Figure collection entries:
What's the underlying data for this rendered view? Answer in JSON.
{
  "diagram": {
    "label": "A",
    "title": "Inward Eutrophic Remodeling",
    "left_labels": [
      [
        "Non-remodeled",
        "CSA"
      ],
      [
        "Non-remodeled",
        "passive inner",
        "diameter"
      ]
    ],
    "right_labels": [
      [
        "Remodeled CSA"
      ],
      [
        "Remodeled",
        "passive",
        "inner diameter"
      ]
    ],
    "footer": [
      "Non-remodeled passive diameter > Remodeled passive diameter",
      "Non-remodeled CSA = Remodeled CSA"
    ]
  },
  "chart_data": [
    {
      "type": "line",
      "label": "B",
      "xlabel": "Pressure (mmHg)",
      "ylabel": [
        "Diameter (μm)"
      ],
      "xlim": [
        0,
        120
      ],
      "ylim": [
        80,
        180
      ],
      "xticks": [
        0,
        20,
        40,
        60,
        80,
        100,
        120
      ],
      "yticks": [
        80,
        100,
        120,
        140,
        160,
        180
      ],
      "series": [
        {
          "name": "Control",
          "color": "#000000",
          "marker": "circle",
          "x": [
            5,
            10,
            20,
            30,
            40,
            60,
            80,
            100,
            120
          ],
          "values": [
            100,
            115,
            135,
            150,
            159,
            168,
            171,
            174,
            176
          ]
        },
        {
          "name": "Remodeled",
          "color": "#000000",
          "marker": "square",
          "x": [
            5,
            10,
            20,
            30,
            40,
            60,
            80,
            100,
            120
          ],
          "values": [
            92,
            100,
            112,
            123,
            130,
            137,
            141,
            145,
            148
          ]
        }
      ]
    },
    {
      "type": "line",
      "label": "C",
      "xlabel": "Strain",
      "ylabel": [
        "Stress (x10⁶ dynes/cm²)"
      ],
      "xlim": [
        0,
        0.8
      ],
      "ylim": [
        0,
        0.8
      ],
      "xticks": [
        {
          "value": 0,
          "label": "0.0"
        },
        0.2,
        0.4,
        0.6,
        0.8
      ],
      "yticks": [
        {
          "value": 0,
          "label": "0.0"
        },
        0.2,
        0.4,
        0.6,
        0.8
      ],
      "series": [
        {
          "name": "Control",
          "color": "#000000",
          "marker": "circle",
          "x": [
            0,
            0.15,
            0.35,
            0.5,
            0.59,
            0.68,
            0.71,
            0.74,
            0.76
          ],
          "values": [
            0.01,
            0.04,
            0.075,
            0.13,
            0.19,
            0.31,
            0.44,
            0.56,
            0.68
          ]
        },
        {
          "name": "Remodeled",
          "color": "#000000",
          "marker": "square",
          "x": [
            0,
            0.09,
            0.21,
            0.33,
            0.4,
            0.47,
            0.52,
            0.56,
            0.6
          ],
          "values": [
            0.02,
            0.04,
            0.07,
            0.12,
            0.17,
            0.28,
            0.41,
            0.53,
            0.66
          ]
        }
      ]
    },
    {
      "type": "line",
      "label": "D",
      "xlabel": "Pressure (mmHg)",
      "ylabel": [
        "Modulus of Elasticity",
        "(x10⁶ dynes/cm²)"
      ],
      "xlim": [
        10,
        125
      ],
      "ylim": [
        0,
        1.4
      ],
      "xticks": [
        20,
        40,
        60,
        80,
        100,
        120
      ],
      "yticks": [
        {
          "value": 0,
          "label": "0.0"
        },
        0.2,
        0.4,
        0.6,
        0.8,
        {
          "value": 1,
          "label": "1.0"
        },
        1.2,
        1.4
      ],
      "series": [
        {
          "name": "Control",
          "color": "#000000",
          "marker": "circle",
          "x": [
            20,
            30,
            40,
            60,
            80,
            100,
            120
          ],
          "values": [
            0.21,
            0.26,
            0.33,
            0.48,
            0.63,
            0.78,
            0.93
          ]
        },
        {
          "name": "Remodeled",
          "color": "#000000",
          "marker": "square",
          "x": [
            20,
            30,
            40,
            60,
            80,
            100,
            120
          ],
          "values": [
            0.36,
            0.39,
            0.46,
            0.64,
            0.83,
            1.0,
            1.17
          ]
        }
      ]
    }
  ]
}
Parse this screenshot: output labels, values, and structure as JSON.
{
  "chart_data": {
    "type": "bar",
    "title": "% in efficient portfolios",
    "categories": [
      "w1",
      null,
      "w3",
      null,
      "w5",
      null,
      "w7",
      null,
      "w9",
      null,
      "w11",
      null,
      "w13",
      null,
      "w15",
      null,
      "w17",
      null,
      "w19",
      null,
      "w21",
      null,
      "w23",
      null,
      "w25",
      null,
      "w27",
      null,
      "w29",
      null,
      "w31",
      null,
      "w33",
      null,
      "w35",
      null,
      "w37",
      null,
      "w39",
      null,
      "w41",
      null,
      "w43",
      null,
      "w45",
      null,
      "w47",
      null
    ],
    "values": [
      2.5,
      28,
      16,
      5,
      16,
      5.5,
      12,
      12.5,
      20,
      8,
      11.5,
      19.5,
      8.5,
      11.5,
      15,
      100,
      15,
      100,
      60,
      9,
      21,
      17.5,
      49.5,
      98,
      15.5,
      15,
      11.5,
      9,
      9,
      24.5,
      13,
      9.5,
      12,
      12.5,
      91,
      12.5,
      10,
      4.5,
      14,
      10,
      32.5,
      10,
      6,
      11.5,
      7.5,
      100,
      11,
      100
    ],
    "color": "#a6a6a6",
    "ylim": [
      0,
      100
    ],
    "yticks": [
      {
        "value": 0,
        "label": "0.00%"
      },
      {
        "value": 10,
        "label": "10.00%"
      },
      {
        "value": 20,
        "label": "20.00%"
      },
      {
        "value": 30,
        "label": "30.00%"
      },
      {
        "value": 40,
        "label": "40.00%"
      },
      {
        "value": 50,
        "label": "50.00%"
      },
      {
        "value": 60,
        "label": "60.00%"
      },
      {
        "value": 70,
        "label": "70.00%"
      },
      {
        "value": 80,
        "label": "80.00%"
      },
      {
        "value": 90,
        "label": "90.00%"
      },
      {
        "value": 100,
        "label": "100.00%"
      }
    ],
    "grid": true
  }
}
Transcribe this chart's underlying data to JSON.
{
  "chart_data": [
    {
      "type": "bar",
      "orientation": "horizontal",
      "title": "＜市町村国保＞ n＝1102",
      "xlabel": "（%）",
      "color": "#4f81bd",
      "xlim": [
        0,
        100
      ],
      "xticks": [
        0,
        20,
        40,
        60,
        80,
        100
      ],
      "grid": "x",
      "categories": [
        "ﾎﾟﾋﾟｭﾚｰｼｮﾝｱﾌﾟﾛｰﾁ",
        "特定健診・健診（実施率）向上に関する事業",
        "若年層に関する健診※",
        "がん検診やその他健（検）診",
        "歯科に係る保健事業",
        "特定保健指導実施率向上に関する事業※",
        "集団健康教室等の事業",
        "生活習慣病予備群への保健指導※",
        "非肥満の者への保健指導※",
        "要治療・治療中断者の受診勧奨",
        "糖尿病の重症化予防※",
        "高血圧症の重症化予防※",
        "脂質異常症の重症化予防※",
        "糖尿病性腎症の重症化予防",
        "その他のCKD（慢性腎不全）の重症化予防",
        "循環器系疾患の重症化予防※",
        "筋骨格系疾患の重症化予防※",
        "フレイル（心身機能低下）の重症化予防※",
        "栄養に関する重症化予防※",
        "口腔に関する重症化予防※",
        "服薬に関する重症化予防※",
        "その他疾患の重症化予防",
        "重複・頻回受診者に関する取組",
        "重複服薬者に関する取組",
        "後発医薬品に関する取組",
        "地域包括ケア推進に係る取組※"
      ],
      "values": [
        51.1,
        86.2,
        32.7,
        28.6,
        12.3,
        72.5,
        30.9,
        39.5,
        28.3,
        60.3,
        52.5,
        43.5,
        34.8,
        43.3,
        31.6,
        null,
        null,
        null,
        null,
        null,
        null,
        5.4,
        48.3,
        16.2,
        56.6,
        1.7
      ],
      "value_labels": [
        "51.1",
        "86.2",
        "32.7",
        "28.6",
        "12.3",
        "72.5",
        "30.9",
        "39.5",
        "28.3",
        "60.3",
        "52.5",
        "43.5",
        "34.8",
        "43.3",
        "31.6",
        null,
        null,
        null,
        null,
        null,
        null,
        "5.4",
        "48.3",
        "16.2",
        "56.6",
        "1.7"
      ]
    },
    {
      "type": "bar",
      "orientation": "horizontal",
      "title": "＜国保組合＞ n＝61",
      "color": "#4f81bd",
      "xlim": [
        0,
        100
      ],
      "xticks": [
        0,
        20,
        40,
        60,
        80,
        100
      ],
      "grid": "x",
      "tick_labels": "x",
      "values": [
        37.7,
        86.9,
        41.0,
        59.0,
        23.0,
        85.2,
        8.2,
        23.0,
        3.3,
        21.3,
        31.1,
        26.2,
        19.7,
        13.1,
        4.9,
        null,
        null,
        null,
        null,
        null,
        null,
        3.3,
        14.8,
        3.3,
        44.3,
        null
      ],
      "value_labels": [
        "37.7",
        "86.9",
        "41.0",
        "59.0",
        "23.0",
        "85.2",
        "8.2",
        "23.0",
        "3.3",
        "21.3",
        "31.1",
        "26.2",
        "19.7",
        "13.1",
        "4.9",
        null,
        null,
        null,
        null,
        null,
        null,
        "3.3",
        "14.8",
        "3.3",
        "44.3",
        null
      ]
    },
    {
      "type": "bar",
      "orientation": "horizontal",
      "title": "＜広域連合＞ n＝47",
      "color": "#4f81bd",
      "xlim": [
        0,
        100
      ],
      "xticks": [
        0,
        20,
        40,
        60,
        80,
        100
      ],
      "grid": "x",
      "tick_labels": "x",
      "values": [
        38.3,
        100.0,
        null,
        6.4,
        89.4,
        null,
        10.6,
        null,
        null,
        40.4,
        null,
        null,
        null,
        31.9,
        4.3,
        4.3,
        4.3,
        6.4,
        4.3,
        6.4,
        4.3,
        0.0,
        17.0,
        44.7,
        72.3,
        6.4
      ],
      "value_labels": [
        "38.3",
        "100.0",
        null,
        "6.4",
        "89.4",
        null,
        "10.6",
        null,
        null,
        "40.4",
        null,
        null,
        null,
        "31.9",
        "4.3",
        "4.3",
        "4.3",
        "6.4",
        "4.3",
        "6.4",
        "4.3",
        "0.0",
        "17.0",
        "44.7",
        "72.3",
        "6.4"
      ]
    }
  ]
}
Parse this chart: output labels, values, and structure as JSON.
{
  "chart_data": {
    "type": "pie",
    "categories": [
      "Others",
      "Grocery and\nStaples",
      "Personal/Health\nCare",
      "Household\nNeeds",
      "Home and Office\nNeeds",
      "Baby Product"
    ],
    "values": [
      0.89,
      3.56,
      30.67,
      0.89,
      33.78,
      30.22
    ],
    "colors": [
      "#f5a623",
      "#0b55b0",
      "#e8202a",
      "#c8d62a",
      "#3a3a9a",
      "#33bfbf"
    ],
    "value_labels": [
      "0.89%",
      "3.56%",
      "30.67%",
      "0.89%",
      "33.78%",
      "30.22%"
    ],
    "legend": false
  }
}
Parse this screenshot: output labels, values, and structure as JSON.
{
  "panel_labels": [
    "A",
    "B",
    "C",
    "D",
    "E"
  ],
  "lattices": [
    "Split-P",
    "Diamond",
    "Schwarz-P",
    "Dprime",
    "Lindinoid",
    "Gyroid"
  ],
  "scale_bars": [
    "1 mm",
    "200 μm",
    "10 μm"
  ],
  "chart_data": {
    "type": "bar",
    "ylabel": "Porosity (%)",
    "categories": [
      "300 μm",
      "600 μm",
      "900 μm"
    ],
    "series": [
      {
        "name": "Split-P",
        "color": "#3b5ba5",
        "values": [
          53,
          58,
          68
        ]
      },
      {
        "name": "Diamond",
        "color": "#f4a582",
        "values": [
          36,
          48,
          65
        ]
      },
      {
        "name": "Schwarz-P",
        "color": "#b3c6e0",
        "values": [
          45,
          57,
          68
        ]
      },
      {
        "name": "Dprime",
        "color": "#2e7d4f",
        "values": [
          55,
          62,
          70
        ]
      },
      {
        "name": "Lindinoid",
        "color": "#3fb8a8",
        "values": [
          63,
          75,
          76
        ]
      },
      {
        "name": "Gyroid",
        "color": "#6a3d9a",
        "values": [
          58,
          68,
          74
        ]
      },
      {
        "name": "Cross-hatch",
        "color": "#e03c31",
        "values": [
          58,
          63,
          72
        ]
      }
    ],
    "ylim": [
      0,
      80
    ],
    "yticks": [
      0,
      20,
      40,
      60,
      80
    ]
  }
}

§ Problem to solve:
Locate all lines that include the word "title" and copy them out.

§ Right answer:
    "title": "Inward Eutrophic Remodeling",
    "title": "% in efficient portfolios",
      "title": "＜市町村国保＞ n＝1102",
      "title": "＜国保組合＞ n＝61",
      "title": "＜広域連合＞ n＝47",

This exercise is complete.